— Start of Input for this task —

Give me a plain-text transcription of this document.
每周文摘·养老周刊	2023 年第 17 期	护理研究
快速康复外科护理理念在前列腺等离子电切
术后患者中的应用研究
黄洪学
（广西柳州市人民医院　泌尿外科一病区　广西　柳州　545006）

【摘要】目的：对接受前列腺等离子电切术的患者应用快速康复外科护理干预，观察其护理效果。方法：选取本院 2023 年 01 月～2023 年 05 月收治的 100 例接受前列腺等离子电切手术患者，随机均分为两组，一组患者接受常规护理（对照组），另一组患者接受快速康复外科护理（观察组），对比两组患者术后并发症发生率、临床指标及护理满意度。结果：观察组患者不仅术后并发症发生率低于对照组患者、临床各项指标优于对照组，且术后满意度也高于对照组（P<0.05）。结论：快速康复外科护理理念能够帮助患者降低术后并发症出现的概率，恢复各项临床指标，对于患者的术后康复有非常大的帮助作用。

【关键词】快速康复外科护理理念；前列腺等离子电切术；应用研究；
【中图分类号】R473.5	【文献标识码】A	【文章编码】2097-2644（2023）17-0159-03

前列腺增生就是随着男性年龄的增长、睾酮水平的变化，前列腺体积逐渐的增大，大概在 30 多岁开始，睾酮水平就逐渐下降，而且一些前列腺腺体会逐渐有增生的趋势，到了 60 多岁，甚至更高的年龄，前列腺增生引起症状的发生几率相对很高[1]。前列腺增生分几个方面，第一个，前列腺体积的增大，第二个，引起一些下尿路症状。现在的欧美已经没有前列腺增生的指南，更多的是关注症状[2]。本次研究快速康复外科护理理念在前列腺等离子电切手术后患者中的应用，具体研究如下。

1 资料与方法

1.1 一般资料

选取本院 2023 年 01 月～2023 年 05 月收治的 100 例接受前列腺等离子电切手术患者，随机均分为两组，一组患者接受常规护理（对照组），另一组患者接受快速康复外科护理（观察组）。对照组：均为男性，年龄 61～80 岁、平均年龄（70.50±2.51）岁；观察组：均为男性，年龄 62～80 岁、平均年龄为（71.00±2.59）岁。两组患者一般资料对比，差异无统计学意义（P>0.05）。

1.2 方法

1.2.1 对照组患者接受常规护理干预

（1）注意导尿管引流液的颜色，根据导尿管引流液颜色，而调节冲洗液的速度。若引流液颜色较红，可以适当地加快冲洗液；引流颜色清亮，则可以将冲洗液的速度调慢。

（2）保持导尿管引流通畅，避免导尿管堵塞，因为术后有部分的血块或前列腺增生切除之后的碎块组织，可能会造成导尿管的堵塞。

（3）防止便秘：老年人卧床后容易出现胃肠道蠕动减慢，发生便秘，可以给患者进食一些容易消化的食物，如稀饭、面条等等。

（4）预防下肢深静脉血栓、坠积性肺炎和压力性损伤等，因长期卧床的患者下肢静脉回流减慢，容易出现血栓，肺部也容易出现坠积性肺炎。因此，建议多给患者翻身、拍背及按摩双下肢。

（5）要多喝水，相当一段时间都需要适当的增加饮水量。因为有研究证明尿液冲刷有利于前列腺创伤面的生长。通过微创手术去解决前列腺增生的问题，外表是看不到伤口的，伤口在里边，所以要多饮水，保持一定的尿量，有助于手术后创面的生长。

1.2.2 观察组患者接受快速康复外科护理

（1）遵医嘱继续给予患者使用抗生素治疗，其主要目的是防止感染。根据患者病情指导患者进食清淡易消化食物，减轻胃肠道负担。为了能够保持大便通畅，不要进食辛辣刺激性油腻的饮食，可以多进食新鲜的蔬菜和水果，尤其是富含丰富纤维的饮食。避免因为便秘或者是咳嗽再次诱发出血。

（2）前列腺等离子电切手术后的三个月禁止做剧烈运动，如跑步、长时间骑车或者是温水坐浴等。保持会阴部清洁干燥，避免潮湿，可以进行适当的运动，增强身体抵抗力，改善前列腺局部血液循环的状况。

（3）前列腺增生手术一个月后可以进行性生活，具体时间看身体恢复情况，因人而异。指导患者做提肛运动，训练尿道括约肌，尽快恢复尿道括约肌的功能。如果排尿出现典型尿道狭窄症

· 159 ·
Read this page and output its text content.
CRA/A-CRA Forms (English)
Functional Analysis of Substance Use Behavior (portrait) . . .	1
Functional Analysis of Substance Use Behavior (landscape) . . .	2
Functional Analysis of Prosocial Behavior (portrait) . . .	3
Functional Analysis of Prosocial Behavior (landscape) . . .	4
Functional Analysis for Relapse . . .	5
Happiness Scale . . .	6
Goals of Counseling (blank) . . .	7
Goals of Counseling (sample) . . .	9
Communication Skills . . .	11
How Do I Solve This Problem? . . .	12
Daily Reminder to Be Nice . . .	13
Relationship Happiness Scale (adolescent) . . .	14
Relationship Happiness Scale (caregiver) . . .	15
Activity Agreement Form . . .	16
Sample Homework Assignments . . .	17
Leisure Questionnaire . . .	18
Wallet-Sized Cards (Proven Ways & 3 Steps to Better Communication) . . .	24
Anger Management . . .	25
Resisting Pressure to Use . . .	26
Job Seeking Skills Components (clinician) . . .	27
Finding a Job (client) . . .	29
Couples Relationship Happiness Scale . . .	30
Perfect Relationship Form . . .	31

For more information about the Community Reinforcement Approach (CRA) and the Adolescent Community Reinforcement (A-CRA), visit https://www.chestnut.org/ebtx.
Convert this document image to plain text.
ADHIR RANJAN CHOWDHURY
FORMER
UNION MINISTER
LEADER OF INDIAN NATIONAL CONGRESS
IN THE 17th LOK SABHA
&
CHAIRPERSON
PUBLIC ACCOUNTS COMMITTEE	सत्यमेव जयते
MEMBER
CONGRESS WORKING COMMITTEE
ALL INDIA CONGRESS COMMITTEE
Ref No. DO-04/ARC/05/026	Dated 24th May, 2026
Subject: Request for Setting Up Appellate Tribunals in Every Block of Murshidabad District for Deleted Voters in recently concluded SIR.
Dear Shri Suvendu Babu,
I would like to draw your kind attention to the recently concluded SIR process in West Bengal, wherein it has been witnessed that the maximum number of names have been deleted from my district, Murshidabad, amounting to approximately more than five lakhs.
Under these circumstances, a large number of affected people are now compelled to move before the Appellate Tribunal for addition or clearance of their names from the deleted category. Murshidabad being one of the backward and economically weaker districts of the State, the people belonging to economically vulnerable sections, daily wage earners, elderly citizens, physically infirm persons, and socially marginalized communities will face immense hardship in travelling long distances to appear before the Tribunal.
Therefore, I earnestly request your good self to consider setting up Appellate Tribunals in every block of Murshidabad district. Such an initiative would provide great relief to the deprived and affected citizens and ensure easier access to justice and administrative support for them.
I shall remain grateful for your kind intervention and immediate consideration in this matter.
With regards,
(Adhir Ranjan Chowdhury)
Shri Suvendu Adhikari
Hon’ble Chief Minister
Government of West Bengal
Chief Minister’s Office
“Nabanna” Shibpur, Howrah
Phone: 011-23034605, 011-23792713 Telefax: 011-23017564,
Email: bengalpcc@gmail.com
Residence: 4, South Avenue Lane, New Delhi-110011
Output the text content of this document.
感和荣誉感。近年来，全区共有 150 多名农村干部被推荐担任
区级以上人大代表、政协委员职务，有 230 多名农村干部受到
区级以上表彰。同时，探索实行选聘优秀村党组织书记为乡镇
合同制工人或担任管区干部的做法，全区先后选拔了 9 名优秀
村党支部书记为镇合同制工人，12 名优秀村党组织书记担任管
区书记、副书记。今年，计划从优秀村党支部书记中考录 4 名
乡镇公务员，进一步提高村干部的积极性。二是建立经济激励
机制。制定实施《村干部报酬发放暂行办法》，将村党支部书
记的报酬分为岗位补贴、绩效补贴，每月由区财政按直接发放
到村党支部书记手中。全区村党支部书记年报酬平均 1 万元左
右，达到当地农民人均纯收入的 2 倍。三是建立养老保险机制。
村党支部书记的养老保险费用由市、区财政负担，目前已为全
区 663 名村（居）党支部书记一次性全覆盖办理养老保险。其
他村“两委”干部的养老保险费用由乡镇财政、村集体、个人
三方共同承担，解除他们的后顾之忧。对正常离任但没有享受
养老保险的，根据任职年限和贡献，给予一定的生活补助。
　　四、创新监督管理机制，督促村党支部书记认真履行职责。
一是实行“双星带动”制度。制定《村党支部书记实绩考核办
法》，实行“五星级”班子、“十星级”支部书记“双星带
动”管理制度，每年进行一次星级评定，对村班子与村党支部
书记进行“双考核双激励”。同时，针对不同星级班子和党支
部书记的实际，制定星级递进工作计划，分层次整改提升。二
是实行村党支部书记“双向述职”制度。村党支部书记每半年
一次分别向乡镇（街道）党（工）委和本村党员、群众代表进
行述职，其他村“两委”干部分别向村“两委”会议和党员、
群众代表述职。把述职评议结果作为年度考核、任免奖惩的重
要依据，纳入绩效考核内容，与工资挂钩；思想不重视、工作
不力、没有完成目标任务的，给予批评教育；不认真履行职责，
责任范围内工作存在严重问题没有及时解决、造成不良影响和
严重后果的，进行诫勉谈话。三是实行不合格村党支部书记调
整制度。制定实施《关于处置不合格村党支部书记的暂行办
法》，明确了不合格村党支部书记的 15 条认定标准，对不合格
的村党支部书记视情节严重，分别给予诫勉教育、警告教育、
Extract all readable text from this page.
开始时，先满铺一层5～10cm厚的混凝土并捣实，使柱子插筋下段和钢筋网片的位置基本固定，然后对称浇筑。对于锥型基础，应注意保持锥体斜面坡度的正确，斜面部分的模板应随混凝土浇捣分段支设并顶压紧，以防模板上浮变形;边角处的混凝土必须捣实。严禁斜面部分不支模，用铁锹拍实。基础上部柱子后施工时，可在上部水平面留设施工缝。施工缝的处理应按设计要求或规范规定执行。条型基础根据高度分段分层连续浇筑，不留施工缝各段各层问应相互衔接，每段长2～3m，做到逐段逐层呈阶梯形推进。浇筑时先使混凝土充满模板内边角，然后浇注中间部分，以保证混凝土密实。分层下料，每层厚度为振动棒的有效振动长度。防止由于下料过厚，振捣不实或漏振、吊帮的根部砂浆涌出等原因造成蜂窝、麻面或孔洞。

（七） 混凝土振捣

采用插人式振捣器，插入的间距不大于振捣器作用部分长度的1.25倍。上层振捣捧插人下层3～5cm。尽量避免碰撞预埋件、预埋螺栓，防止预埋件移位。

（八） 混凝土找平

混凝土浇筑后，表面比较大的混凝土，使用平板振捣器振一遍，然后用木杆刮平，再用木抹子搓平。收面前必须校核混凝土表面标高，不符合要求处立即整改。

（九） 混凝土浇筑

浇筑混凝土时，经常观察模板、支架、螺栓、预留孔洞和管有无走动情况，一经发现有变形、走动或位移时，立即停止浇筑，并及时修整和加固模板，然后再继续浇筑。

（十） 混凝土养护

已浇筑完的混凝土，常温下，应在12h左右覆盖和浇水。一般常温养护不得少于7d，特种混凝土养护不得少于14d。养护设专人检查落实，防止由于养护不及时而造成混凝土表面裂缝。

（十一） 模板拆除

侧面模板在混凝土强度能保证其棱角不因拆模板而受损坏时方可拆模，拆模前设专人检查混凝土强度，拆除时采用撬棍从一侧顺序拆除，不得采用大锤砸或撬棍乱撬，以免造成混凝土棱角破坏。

— End of Input for this task —

Objective:
Search the data for the string "portrait" and copy each line where it appears.

Solution to this exercise:
Functional Analysis of Substance Use Behavior (portrait) . . .	1
Functional Analysis of Prosocial Behavior (portrait) . . .	3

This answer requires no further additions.